Find the lines holding the word "mtime" and collect them.
--- Start Extracted material ---
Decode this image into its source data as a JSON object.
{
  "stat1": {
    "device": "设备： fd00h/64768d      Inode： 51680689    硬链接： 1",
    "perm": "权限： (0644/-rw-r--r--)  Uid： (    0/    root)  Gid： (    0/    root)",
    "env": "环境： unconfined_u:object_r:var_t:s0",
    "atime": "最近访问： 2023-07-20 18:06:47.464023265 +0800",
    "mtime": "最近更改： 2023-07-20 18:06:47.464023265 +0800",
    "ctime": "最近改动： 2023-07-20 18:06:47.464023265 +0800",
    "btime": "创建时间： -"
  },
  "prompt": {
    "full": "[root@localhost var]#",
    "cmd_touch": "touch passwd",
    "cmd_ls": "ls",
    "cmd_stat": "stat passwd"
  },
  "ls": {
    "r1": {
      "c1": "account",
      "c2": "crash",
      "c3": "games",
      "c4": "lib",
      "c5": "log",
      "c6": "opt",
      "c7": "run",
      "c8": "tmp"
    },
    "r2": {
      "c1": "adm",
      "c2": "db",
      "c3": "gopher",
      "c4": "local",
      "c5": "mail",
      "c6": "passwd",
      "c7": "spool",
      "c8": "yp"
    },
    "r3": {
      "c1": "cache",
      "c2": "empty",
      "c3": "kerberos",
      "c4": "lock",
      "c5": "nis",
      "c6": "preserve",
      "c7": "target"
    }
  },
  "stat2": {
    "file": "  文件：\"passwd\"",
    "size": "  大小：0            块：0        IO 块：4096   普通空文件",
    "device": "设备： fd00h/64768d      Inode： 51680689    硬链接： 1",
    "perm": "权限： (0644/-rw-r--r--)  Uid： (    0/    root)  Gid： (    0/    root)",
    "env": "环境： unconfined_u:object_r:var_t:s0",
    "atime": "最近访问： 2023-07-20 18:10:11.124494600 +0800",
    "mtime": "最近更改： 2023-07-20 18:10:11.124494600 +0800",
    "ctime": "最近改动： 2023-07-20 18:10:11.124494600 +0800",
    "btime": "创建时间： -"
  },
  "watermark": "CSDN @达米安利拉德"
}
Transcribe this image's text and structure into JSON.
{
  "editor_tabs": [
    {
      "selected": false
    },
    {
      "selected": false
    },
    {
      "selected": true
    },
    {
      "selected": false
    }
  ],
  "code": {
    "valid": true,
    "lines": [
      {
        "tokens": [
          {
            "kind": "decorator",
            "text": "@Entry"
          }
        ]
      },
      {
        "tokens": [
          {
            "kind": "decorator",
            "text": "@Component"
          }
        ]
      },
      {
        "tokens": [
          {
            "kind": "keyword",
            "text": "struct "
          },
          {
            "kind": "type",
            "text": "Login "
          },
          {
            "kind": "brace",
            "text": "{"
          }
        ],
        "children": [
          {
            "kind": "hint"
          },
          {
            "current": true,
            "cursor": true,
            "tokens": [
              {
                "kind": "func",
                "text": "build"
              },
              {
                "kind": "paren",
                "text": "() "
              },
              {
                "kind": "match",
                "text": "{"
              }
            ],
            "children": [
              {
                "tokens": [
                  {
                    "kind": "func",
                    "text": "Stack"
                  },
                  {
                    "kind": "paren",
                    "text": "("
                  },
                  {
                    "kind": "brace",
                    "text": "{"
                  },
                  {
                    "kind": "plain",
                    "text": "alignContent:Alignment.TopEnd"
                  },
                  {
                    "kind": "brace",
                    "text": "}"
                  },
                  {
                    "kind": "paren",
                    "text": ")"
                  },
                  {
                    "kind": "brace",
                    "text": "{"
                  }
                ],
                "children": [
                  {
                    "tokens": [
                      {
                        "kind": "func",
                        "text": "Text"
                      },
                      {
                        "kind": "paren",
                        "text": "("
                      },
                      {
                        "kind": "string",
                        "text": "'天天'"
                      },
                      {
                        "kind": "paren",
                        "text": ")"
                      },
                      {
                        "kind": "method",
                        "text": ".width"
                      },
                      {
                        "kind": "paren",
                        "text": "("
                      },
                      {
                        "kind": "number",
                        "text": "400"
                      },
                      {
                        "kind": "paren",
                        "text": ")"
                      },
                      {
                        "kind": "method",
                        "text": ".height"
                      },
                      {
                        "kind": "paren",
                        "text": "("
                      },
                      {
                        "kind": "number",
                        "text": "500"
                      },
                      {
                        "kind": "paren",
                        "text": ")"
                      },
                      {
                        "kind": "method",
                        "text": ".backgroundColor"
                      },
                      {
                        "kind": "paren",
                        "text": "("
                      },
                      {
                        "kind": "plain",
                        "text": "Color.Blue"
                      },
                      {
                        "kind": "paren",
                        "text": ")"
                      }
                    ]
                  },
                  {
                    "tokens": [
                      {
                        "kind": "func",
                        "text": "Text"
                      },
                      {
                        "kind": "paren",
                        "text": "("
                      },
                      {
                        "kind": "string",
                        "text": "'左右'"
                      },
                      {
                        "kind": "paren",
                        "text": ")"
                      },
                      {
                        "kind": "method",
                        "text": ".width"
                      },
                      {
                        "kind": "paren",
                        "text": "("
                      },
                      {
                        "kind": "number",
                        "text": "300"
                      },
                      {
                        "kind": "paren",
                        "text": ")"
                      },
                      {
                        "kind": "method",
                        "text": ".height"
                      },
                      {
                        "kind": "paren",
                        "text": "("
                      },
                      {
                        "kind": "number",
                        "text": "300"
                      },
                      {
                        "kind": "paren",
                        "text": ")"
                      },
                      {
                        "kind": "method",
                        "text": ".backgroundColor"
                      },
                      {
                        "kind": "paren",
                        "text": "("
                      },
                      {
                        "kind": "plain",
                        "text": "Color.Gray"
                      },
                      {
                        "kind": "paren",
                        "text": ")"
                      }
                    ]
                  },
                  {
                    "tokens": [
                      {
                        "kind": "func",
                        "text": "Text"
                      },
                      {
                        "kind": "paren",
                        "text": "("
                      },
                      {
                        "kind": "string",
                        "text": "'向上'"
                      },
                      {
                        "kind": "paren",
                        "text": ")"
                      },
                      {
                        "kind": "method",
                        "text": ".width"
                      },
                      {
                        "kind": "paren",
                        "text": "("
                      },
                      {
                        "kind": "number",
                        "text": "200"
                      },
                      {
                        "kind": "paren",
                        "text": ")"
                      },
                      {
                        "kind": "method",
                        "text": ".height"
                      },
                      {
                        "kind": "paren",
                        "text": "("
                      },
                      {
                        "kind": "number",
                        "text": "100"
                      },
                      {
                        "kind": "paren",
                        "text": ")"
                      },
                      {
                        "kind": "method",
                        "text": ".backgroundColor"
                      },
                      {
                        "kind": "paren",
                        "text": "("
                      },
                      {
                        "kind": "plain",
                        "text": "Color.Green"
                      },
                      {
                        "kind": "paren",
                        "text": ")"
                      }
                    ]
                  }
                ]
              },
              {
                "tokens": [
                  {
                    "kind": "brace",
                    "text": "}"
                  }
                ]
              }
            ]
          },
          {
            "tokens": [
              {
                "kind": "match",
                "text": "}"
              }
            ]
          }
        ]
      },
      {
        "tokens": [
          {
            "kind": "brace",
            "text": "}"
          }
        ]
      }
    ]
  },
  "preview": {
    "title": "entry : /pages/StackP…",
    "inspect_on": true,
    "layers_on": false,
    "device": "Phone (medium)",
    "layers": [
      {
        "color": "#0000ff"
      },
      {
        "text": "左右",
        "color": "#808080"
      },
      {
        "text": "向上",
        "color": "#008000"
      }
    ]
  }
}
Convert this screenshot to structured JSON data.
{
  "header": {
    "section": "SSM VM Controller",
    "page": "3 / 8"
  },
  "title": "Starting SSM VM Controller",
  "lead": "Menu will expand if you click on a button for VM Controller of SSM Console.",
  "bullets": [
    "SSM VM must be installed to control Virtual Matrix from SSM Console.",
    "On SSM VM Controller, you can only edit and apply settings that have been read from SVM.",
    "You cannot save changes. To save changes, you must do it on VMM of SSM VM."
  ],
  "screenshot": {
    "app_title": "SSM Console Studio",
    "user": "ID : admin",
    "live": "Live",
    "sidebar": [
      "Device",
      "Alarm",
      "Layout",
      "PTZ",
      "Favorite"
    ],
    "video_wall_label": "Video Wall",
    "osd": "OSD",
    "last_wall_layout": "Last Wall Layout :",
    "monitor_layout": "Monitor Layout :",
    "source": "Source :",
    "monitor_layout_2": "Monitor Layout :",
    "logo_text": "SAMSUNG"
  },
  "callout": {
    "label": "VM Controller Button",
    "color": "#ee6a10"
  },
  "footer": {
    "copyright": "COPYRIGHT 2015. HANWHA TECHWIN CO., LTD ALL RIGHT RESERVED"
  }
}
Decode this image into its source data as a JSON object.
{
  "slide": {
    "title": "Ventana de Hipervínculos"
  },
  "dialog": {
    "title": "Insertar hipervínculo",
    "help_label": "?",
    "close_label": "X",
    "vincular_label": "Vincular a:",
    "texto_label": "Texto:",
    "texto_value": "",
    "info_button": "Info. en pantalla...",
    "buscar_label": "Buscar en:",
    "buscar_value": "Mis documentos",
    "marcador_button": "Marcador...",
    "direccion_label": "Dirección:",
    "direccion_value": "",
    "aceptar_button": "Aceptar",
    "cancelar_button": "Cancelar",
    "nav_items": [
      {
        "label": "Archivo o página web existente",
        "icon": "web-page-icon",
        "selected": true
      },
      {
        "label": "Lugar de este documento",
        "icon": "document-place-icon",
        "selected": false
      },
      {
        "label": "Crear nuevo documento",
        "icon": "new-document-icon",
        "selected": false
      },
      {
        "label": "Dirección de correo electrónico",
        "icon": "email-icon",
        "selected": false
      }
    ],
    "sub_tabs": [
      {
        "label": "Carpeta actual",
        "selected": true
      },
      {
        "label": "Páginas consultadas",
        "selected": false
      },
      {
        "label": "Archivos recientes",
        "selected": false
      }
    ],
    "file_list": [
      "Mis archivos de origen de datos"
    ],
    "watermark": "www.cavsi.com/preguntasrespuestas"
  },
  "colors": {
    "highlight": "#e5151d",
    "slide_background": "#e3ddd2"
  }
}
--- End Extracted material ---
### Written answer
    "mtime": "最近更改： 2023-07-20 18:06:47.464023265 +0800",
    "mtime": "最近更改： 2023-07-20 18:10:11.124494600 +0800",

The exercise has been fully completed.